* _EXERCISE PROMPT_: Of the lines in these entries, how many contain the string "Road"? Give the number and nothing else.

[Extracted data entries]
* Begin *
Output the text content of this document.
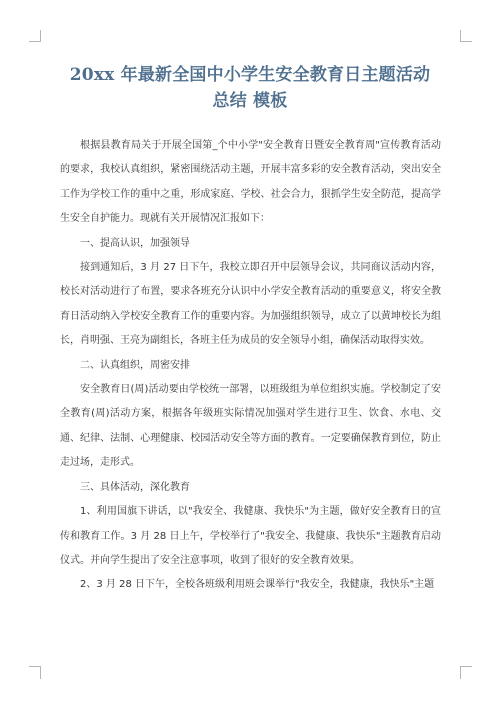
20xx 年最新全国中小学生安全教育日主题活动
总结 模板

根据县教育局关于开展全国第_个中小学"安全教育日暨安全教育周"宣传教育活动的要求，我校认真组织，紧密围绕活动主题，开展丰富多彩的安全教育活动，突出安全工作为学校工作的重中之重，形成家庭、学校、社会合力，狠抓学生安全防范，提高学生安全自护能力。现就有关开展情况汇报如下：

一、提高认识，加强领导

接到通知后，3 月 27 日下午，我校立即召开中层领导会议，共同商议活动内容，校长对活动进行了布置，要求各班充分认识中小学安全教育活动的重要意义，将安全教育日活动纳入学校安全教育工作的重要内容。为加强组织领导，成立了以黄坤校长为组长，肖明强、王亮为副组长，各班主任为成员的安全领导小组，确保活动取得实效。

二、认真组织，周密安排

安全教育日(周)活动要由学校统一部署，以班级组为单位组织实施。学校制定了安全教育(周)活动方案，根据各年级班实际情况加强对学生进行卫生、饮食、水电、交通、纪律、法制、心理健康、校园活动安全等方面的教育。一定要确保教育到位，防止走过场，走形式。

三、具体活动，深化教育

1、利用国旗下讲话，以"我安全、我健康、我快乐"为主题，做好安全教育日的宣传和教育工作。3 月 28 日上午，学校举行了"我安全、我健康、我快乐"主题教育启动仪式。并向学生提出了安全注意事项，收到了很好的安全教育效果。

2、3 月 28 日下午，全校各班级利用班会课举行"我安全，我健康，我快乐"主题
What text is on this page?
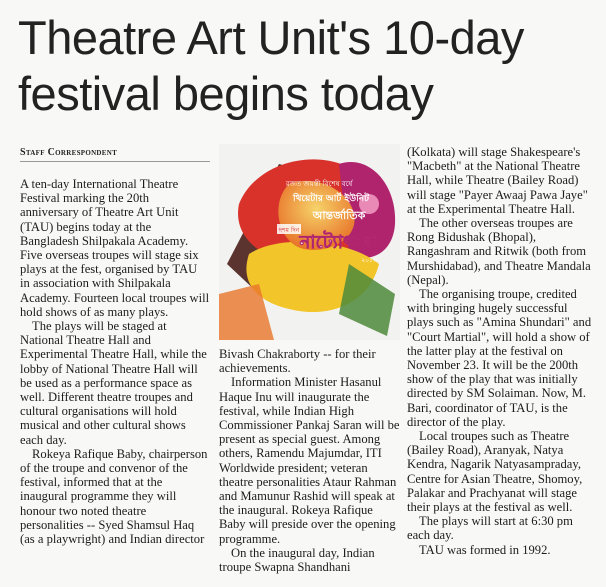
Theatre Art Unit's 10-day
festival begins today
Staff Correspondent

A ten-day International Theatre Festival marking the 20th anniversary of Theatre Art Unit (TAU) begins today at the Bangladesh Shilpakala Academy. Five overseas troupes will stage six plays at the fest, organised by TAU in association with Shilpakala Academy. Fourteen local troupes will hold shows of as many plays.

The plays will be staged at National Theatre Hall and Experimental Theatre Hall, while the lobby of National Theatre Hall will be used as a performance space as well. Different theatre troupes and cultural organisations will hold musical and other cultural shows each day.

Rokeya Rafique Baby, chairperson of the troupe and convenor of the festival, informed that at the inaugural programme they will honour two noted theatre personalities -- Syed Shamsul Haq (as a playwright) and Indian director

রজত জয়ন্তী বিশেষ বর্ষে
থিয়েটার আর্ট ইউনিট
আন্তর্জাতিক
দশম দিন
নাট্যোৎসব
২০১৩

Bivash Chakraborty -- for their achievements.

Information Minister Hasanul Haque Inu will inaugurate the festival, while Indian High Commissioner Pankaj Saran will be present as special guest. Among others, Ramendu Majumdar, ITI Worldwide president; veteran theatre personalities Ataur Rahman and Mamunur Rashid will speak at the inaugural. Rokeya Rafique Baby will preside over the opening programme.

On the inaugural day, Indian troupe Swapna Shandhani

(Kolkata) will stage Shakespeare's "Macbeth" at the National Theatre Hall, while Theatre (Bailey Road) will stage "Payer Awaaj Pawa Jaye" at the Experimental Theatre Hall.

The other overseas troupes are Rong Bidushak (Bhopal), Rangashram and Ritwik (both from Murshidabad), and Theatre Mandala (Nepal).

The organising troupe, credited with bringing hugely successful plays such as "Amina Shundari" and "Court Martial", will hold a show of the latter play at the festival on November 23. It will be the 200th show of the play that was initially directed by SM Solaiman. Now, M. Bari, coordinator of TAU, is the director of the play.

Local troupes such as Theatre (Bailey Road), Aranyak, Natya Kendra, Nagarik Natyasampraday, Centre for Asian Theatre, Shomoy, Palakar and Prachyanat will stage their plays at the festival as well.

The plays will start at 6:30 pm each day.

TAU was formed in 1992.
* End *
* _EXERCISE ANSWER_: 2